— START Information given —
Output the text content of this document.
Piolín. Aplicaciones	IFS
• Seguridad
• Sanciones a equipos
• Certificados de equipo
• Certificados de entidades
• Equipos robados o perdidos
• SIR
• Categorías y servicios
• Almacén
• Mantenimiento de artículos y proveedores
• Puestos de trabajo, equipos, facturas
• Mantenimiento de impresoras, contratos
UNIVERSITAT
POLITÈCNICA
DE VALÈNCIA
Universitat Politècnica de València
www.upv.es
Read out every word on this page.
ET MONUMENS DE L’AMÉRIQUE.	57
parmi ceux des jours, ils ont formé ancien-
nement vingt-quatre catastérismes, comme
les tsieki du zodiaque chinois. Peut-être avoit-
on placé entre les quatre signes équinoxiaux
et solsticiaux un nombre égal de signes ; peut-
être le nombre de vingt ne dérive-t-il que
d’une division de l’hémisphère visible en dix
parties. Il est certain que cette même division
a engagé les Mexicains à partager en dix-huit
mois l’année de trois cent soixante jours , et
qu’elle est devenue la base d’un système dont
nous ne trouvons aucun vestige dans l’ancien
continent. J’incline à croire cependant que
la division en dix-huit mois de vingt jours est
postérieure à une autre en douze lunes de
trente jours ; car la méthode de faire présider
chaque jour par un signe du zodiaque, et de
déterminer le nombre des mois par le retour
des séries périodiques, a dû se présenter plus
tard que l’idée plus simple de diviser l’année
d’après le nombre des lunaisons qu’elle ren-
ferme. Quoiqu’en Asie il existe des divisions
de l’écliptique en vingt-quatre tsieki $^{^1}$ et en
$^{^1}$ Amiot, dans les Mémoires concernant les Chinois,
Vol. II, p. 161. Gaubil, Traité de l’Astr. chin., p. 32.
— END Information given —
Goal of the exercise: Collect every line with the string "vingt" from the records, and copy each.

Finished task:
nement vingt-quatre catastérismes, comme
être le nombre de vingt ne dérive-t-il que
la division en dix-huit mois de vingt jours est
de l’écliptique en vingt-quatre tsieki $^{^1}$ et en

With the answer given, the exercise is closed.